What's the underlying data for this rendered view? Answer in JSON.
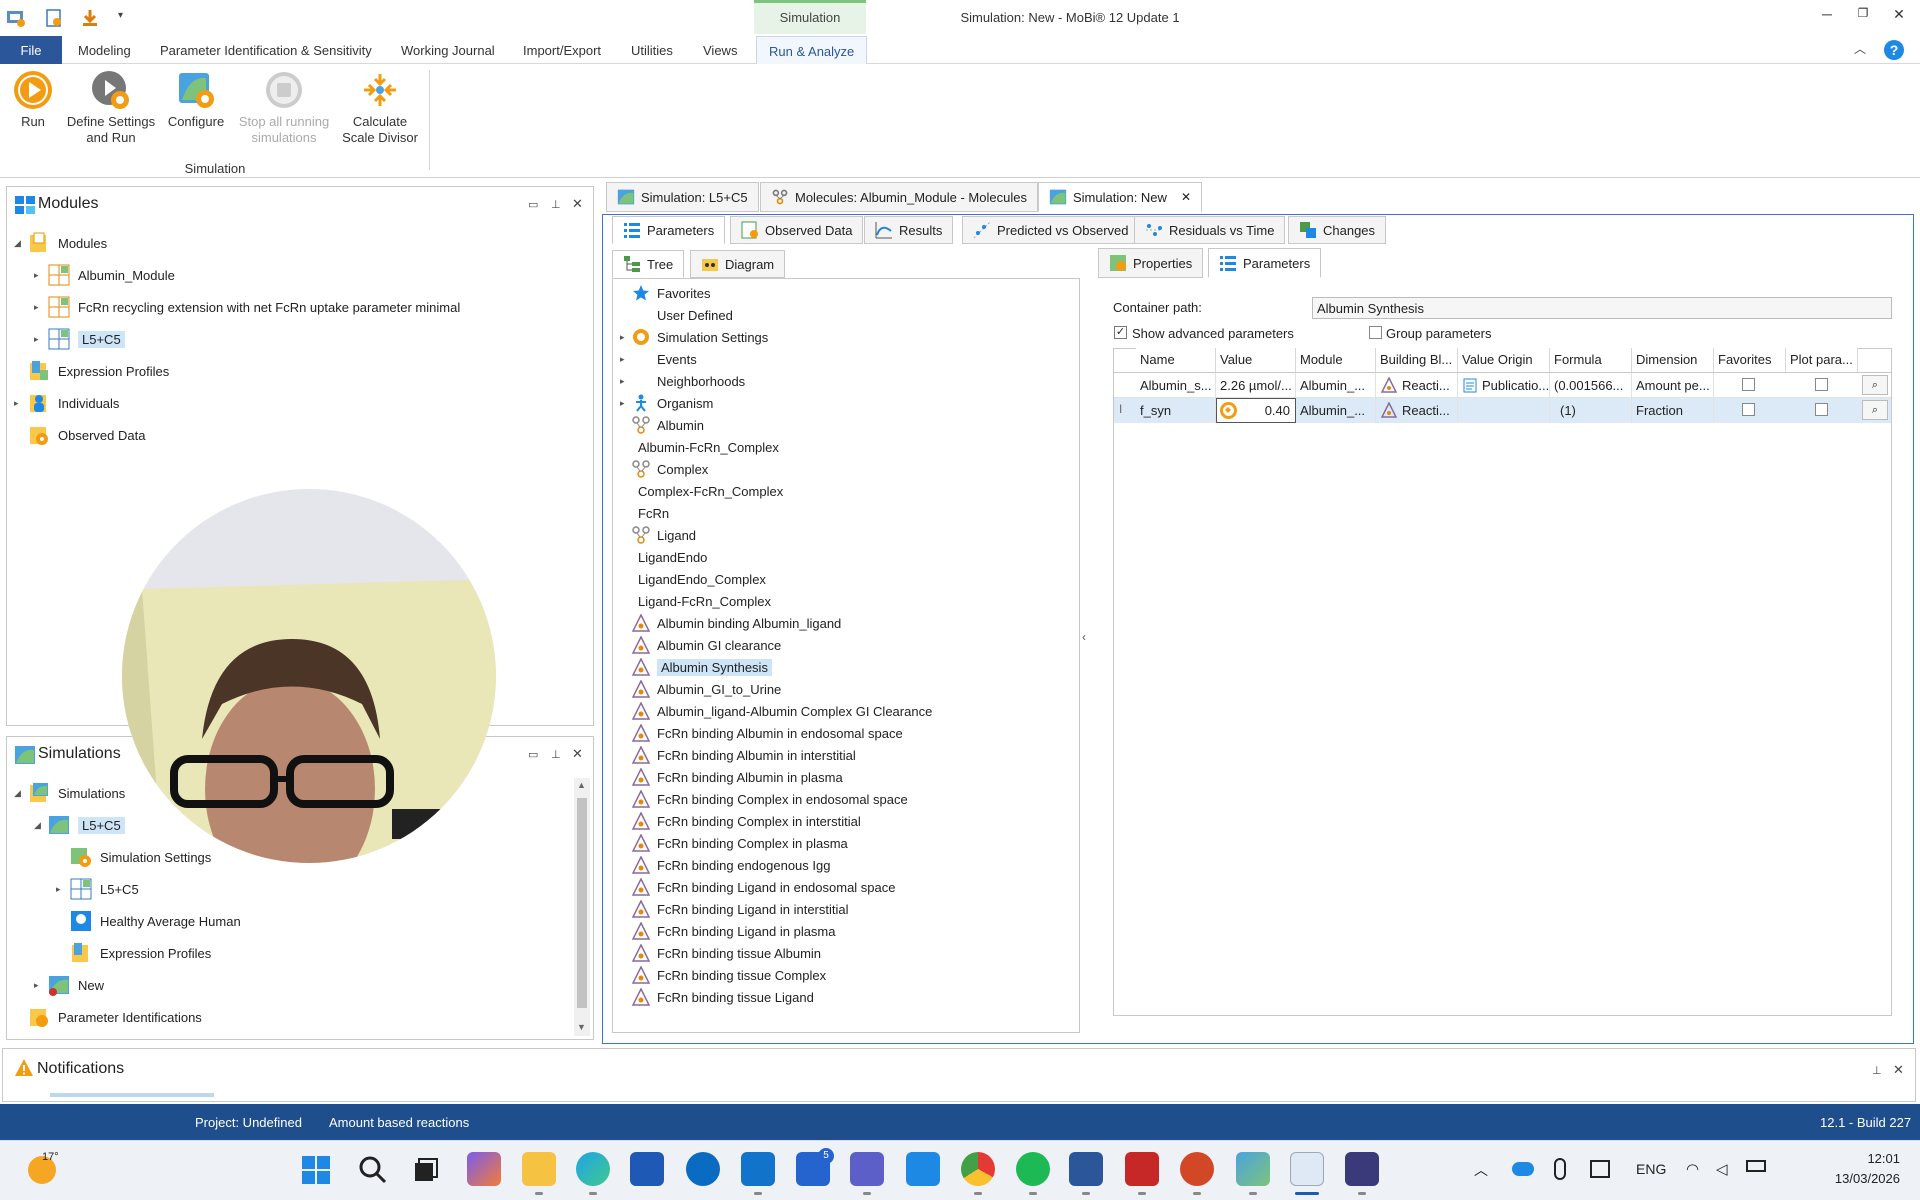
{
  "window": {
    "title": "Simulation: New - MoBi® 12 Update 1",
    "context_tab": "Simulation"
  },
  "menu": [
    "File",
    "Modeling",
    "Parameter Identification & Sensitivity",
    "Working Journal",
    "Import/Export",
    "Utilities",
    "Views",
    "Run & Analyze"
  ],
  "ribbon": {
    "buttons": [
      {
        "label": "Run",
        "icon": "run-icon"
      },
      {
        "label": "Define Settings and Run",
        "line1": "Define Settings",
        "line2": "and Run",
        "icon": "settings-run-icon"
      },
      {
        "label": "Configure",
        "icon": "configure-icon"
      },
      {
        "label": "Stop all running simulations",
        "line1": "Stop all running",
        "line2": "simulations",
        "icon": "stop-icon",
        "disabled": true
      },
      {
        "label": "Calculate Scale Divisor",
        "line1": "Calculate",
        "line2": "Scale Divisor",
        "icon": "scale-divisor-icon"
      }
    ],
    "group_label": "Simulation"
  },
  "modules_panel": {
    "title": "Modules",
    "items": [
      "Modules",
      "Albumin_Module",
      "FcRn recycling extension with net FcRn uptake parameter minimal",
      "L5+C5",
      "Expression Profiles",
      "Individuals",
      "Observed Data"
    ]
  },
  "simulations_panel": {
    "title": "Simulations",
    "items": [
      "Simulations",
      "L5+C5",
      "Simulation Settings",
      "L5+C5",
      "Healthy Average Human",
      "Expression Profiles",
      "New",
      "Parameter Identifications"
    ]
  },
  "notifications_panel": {
    "title": "Notifications"
  },
  "doc_tabs": [
    "Simulation: L5+C5",
    "Molecules: Albumin_Module - Molecules",
    "Simulation: New"
  ],
  "sub_tabs": [
    "Parameters",
    "Observed Data",
    "Results",
    "Predicted vs Observed",
    "Residuals vs Time",
    "Changes"
  ],
  "view_tabs": [
    "Tree",
    "Diagram"
  ],
  "right_tabs": [
    "Properties",
    "Parameters"
  ],
  "tree_items": [
    "Favorites",
    "User Defined",
    "Simulation Settings",
    "Events",
    "Neighborhoods",
    "Organism",
    "Albumin",
    "Albumin-FcRn_Complex",
    "Complex",
    "Complex-FcRn_Complex",
    "FcRn",
    "Ligand",
    "LigandEndo",
    "LigandEndo_Complex",
    "Ligand-FcRn_Complex",
    "Albumin binding Albumin_ligand",
    "Albumin GI clearance",
    "Albumin Synthesis",
    "Albumin_GI_to_Urine",
    "Albumin_ligand-Albumin Complex GI Clearance",
    "FcRn binding Albumin in endosomal space",
    "FcRn binding Albumin in interstitial",
    "FcRn binding Albumin in plasma",
    "FcRn binding Complex in endosomal space",
    "FcRn binding Complex in interstitial",
    "FcRn binding Complex in plasma",
    "FcRn binding endogenous Igg",
    "FcRn binding Ligand in endosomal space",
    "FcRn binding Ligand in interstitial",
    "FcRn binding Ligand in plasma",
    "FcRn binding tissue Albumin",
    "FcRn binding tissue Complex",
    "FcRn binding tissue Ligand"
  ],
  "params": {
    "container_path_label": "Container path:",
    "container_path_value": "Albumin Synthesis",
    "show_advanced_label": "Show advanced parameters",
    "show_advanced_checked": true,
    "group_params_label": "Group parameters",
    "group_params_checked": false,
    "columns": [
      "Name",
      "Value",
      "Module",
      "Building Bl...",
      "Value Origin",
      "Formula",
      "Dimension",
      "Favorites",
      "Plot para..."
    ],
    "rows": [
      {
        "name": "Albumin_s...",
        "value": "2.26 µmol/...",
        "module": "Albumin_...",
        "building_block": "Reacti...",
        "value_origin": "Publicatio...",
        "formula": "(0.001566...",
        "dimension": "Amount pe..."
      },
      {
        "name": "f_syn",
        "value": "0.40",
        "module": "Albumin_...",
        "building_block": "Reacti...",
        "value_origin": "",
        "formula": "(1)",
        "dimension": "Fraction"
      }
    ]
  },
  "statusbar": {
    "project": "Project: Undefined",
    "mode": "Amount based reactions",
    "build": "12.1 - Build 227"
  },
  "taskbar": {
    "weather": "17°",
    "lang": "ENG",
    "time": "12:01",
    "date": "13/03/2026",
    "badge_todo": "5"
  },
  "colors": {
    "accent": "#2b579a",
    "statusbar": "#1f4e8c",
    "selection": "#cde5f7",
    "run_orange": "#f39c12"
  }
}
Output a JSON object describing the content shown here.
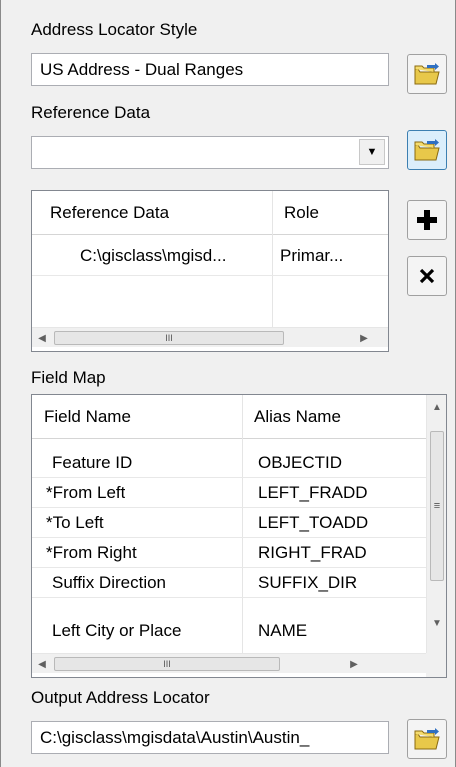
{
  "locator_style": {
    "label": "Address Locator Style",
    "value": "US Address - Dual Ranges"
  },
  "reference_data": {
    "label": "Reference Data",
    "value": ""
  },
  "reference_table": {
    "columns": [
      "Reference Data",
      "Role"
    ],
    "rows": [
      [
        "C:\\gisclass\\mgisd...",
        "Primar..."
      ]
    ],
    "scroll_grip": "III"
  },
  "field_map": {
    "label": "Field Map",
    "columns": [
      "Field Name",
      "Alias Name"
    ],
    "rows": [
      [
        "Feature ID",
        "OBJECTID"
      ],
      [
        "*From Left",
        "LEFT_FRADD"
      ],
      [
        "*To Left",
        "LEFT_TOADD"
      ],
      [
        "*From Right",
        "RIGHT_FRAD"
      ],
      [
        "Suffix Direction",
        "SUFFIX_DIR"
      ],
      [
        "Left City or Place",
        "NAME"
      ]
    ],
    "hscroll_grip": "III",
    "vscroll_grip": "≡"
  },
  "output": {
    "label": "Output Address Locator",
    "value": "C:\\gisclass\\mgisdata\\Austin\\Austin_"
  },
  "icons": {
    "add": "+",
    "remove": "✕",
    "combo_arrow": "▼",
    "left_arrow": "◀",
    "right_arrow": "▶",
    "up_arrow": "▲",
    "down_arrow": "▼"
  },
  "colors": {
    "folder_yellow": "#e8c84a",
    "folder_arrow": "#2f6fc1",
    "highlight_border": "#3c7fb1"
  }
}
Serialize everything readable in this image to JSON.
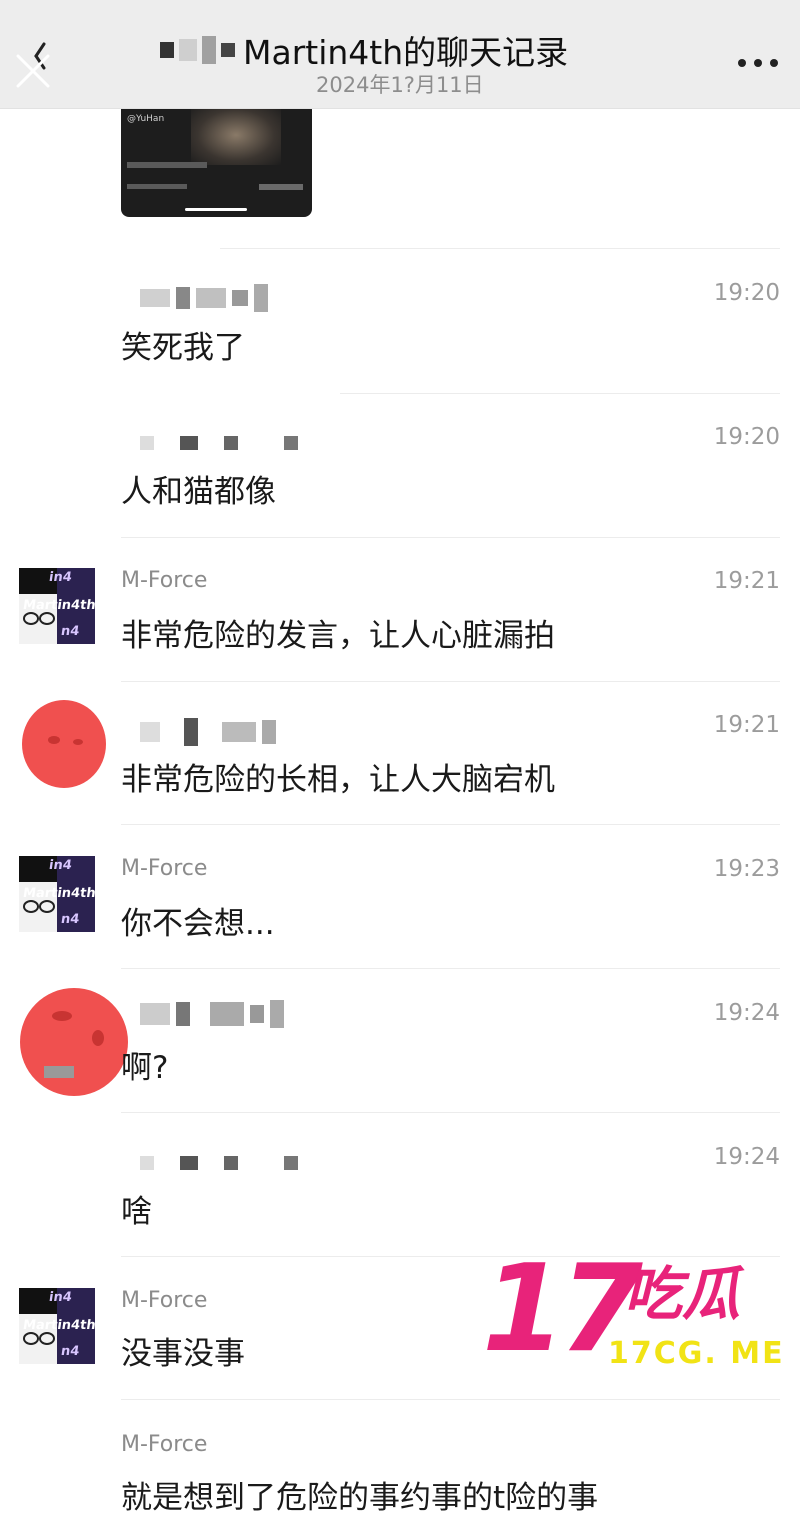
{
  "header": {
    "title": "Martin4th的聊天记录",
    "subtitle": "2024年1?月11日"
  },
  "image_message": {
    "caption_user": "@YuHan"
  },
  "messages": [
    {
      "sender": "",
      "time": "19:20",
      "text": "笑死我了",
      "avatar": "none"
    },
    {
      "sender": "",
      "time": "19:20",
      "text": "人和猫都像",
      "avatar": "none"
    },
    {
      "sender": "M-Force",
      "time": "19:21",
      "text": "非常危险的发言，让人心脏漏拍",
      "avatar": "martin4th"
    },
    {
      "sender": "",
      "time": "19:21",
      "text": "非常危险的长相，让人大脑宕机",
      "avatar": "redacted"
    },
    {
      "sender": "M-Force",
      "time": "19:23",
      "text": "你不会想...",
      "avatar": "martin4th"
    },
    {
      "sender": "",
      "time": "19:24",
      "text": "啊?",
      "avatar": "redacted"
    },
    {
      "sender": "",
      "time": "19:24",
      "text": "啥",
      "avatar": "none"
    },
    {
      "sender": "M-Force",
      "time": "",
      "text": "没事没事",
      "avatar": "martin4th"
    },
    {
      "sender": "M-Force",
      "time": "",
      "text": "就是想到了危险的事约事的t险的事",
      "avatar": "none"
    }
  ],
  "avatar_text": "Martin4th",
  "watermark": {
    "number": "17",
    "chinese": "吃瓜",
    "url": "17CG. ME"
  },
  "colors": {
    "header_bg": "#ededed",
    "watermark_pink": "#e8237a",
    "watermark_yellow": "#f1e315",
    "redaction_red": "#f0504f"
  }
}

Aim :: Pictures don't belong in the copy. Transcribe every record exactly as it appears.

Result of this task ::
What's the underlying data for this rendered view? Answer in JSON.
{
  "window": {
    "title": "Simulation: New - MoBi® 12 Update 1",
    "context_tab": "Simulation"
  },
  "menu": [
    "File",
    "Modeling",
    "Parameter Identification & Sensitivity",
    "Working Journal",
    "Import/Export",
    "Utilities",
    "Views",
    "Run & Analyze"
  ],
  "ribbon": {
    "buttons": [
      {
        "label": "Run",
        "icon": "run-icon"
      },
      {
        "label": "Define Settings and Run",
        "line1": "Define Settings",
        "line2": "and Run",
        "icon": "settings-run-icon"
      },
      {
        "label": "Configure",
        "icon": "configure-icon"
      },
      {
        "label": "Stop all running simulations",
        "line1": "Stop all running",
        "line2": "simulations",
        "icon": "stop-icon",
        "disabled": true
      },
      {
        "label": "Calculate Scale Divisor",
        "line1": "Calculate",
        "line2": "Scale Divisor",
        "icon": "scale-divisor-icon"
      }
    ],
    "group_label": "Simulation"
  },
  "modules_panel": {
    "title": "Modules",
    "items": [
      "Modules",
      "Albumin_Module",
      "FcRn recycling extension with net FcRn uptake parameter minimal",
      "L5+C5",
      "Expression Profiles",
      "Individuals",
      "Observed Data"
    ]
  },
  "simulations_panel": {
    "title": "Simulations",
    "items": [
      "Simulations",
      "L5+C5",
      "Simulation Settings",
      "L5+C5",
      "Healthy Average Human",
      "Expression Profiles",
      "New",
      "Parameter Identifications"
    ]
  },
  "notifications_panel": {
    "title": "Notifications"
  },
  "doc_tabs": [
    "Simulation: L5+C5",
    "Molecules: Albumin_Module - Molecules",
    "Simulation: New"
  ],
  "sub_tabs": [
    "Parameters",
    "Observed Data",
    "Results",
    "Predicted vs Observed",
    "Residuals vs Time",
    "Changes"
  ],
  "view_tabs": [
    "Tree",
    "Diagram"
  ],
  "right_tabs": [
    "Properties",
    "Parameters"
  ],
  "tree_items": [
    "Favorites",
    "User Defined",
    "Simulation Settings",
    "Events",
    "Neighborhoods",
    "Organism",
    "Albumin",
    "Albumin-FcRn_Complex",
    "Complex",
    "Complex-FcRn_Complex",
    "FcRn",
    "Ligand",
    "LigandEndo",
    "LigandEndo_Complex",
    "Ligand-FcRn_Complex",
    "Albumin binding Albumin_ligand",
    "Albumin GI clearance",
    "Albumin Synthesis",
    "Albumin_GI_to_Urine",
    "Albumin_ligand-Albumin Complex GI Clearance",
    "FcRn binding Albumin in endosomal space",
    "FcRn binding Albumin in interstitial",
    "FcRn binding Albumin in plasma",
    "FcRn binding Complex in endosomal space",
    "FcRn binding Complex in interstitial",
    "FcRn binding Complex in plasma",
    "FcRn binding endogenous Igg",
    "FcRn binding Ligand in endosomal space",
    "FcRn binding Ligand in interstitial",
    "FcRn binding Ligand in plasma",
    "FcRn binding tissue Albumin",
    "FcRn binding tissue Complex",
    "FcRn binding tissue Ligand"
  ],
  "params": {
    "container_path_label": "Container path:",
    "container_path_value": "Albumin Synthesis",
    "show_advanced_label": "Show advanced parameters",
    "show_advanced_checked": true,
    "group_params_label": "Group parameters",
    "group_params_checked": false,
    "columns": [
      "Name",
      "Value",
      "Module",
      "Building Bl...",
      "Value Origin",
      "Formula",
      "Dimension",
      "Favorites",
      "Plot para..."
    ],
    "rows": [
      {
        "name": "Albumin_s...",
        "value": "2.26 µmol/...",
        "module": "Albumin_...",
        "building_block": "Reacti...",
        "value_origin": "Publicatio...",
        "formula": "(0.001566...",
        "dimension": "Amount pe..."
      },
      {
        "name": "f_syn",
        "value": "0.40",
        "module": "Albumin_...",
        "building_block": "Reacti...",
        "value_origin": "",
        "formula": "(1)",
        "dimension": "Fraction"
      }
    ]
  },
  "statusbar": {
    "project": "Project: Undefined",
    "mode": "Amount based reactions",
    "build": "12.1 - Build 227"
  },
  "taskbar": {
    "weather": "17°",
    "lang": "ENG",
    "time": "12:01",
    "date": "13/03/2026",
    "badge_todo": "5"
  },
  "colors": {
    "accent": "#2b579a",
    "statusbar": "#1f4e8c",
    "selection": "#cde5f7",
    "run_orange": "#f39c12"
  }
}
Output a JSON object describing the content shown here.
{
  "locator_style": {
    "label": "Address Locator Style",
    "value": "US Address - Dual Ranges"
  },
  "reference_data": {
    "label": "Reference Data",
    "value": ""
  },
  "reference_table": {
    "columns": [
      "Reference Data",
      "Role"
    ],
    "rows": [
      [
        "C:\\gisclass\\mgisd...",
        "Primar..."
      ]
    ],
    "scroll_grip": "III"
  },
  "field_map": {
    "label": "Field Map",
    "columns": [
      "Field Name",
      "Alias Name"
    ],
    "rows": [
      [
        "Feature ID",
        "OBJECTID"
      ],
      [
        "*From Left",
        "LEFT_FRADD"
      ],
      [
        "*To Left",
        "LEFT_TOADD"
      ],
      [
        "*From Right",
        "RIGHT_FRAD"
      ],
      [
        "Suffix Direction",
        "SUFFIX_DIR"
      ],
      [
        "Left City or Place",
        "NAME"
      ]
    ],
    "hscroll_grip": "III",
    "vscroll_grip": "≡"
  },
  "output": {
    "label": "Output Address Locator",
    "value": "C:\\gisclass\\mgisdata\\Austin\\Austin_"
  },
  "icons": {
    "add": "+",
    "remove": "✕",
    "combo_arrow": "▼",
    "left_arrow": "◀",
    "right_arrow": "▶",
    "up_arrow": "▲",
    "down_arrow": "▼"
  },
  "colors": {
    "folder_yellow": "#e8c84a",
    "folder_arrow": "#2f6fc1",
    "highlight_border": "#3c7fb1"
  }
}
Serialize everything readable in this image to JSON.
{
  "header": {
    "title": "Martin4th的聊天记录",
    "subtitle": "2024年1?月11日"
  },
  "image_message": {
    "caption_user": "@YuHan"
  },
  "messages": [
    {
      "sender": "",
      "time": "19:20",
      "text": "笑死我了",
      "avatar": "none"
    },
    {
      "sender": "",
      "time": "19:20",
      "text": "人和猫都像",
      "avatar": "none"
    },
    {
      "sender": "M-Force",
      "time": "19:21",
      "text": "非常危险的发言，让人心脏漏拍",
      "avatar": "martin4th"
    },
    {
      "sender": "",
      "time": "19:21",
      "text": "非常危险的长相，让人大脑宕机",
      "avatar": "redacted"
    },
    {
      "sender": "M-Force",
      "time": "19:23",
      "text": "你不会想...",
      "avatar": "martin4th"
    },
    {
      "sender": "",
      "time": "19:24",
      "text": "啊?",
      "avatar": "redacted"
    },
    {
      "sender": "",
      "time": "19:24",
      "text": "啥",
      "avatar": "none"
    },
    {
      "sender": "M-Force",
      "time": "",
      "text": "没事没事",
      "avatar": "martin4th"
    },
    {
      "sender": "M-Force",
      "time": "",
      "text": "就是想到了危险的事约事的t险的事",
      "avatar": "none"
    }
  ],
  "avatar_text": "Martin4th",
  "watermark": {
    "number": "17",
    "chinese": "吃瓜",
    "url": "17CG. ME"
  },
  "colors": {
    "header_bg": "#ededed",
    "watermark_pink": "#e8237a",
    "watermark_yellow": "#f1e315",
    "redaction_red": "#f0504f"
  }
}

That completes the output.